╭──
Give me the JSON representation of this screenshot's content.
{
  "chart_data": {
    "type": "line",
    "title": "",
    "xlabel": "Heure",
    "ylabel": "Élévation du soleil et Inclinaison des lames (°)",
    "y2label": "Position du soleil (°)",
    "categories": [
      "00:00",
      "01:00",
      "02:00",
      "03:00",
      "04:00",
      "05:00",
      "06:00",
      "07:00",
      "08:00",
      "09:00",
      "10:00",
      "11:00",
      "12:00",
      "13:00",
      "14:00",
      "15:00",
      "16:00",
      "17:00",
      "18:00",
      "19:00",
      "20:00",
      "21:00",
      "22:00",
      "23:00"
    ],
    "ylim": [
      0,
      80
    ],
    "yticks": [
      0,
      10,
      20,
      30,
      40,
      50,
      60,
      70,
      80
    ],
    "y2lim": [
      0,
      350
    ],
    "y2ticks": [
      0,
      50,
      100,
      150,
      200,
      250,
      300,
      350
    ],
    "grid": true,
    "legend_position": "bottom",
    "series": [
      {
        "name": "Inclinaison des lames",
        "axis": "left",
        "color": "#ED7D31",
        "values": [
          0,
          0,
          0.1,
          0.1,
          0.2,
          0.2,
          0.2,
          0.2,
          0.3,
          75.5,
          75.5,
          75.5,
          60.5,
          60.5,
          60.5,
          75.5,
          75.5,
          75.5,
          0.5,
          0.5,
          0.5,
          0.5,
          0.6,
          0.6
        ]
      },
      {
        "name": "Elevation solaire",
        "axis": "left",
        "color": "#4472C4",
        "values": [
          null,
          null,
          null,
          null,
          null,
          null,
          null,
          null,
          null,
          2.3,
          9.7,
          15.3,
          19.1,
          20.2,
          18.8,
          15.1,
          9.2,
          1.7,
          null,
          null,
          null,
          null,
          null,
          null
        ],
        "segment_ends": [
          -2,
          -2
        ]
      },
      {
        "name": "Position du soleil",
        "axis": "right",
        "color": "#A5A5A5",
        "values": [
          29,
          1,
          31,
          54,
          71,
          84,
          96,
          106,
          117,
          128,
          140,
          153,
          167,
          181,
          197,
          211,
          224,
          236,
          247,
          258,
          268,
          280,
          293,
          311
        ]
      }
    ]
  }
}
╰──
● Given instruction
Show every line from the listing above in which the string "soleil" appears.

● Response to the task
    "ylabel": "Élévation du soleil et Inclinaison des lames (°)",
    "y2label": "Position du soleil (°)",
        "name": "Position du soleil",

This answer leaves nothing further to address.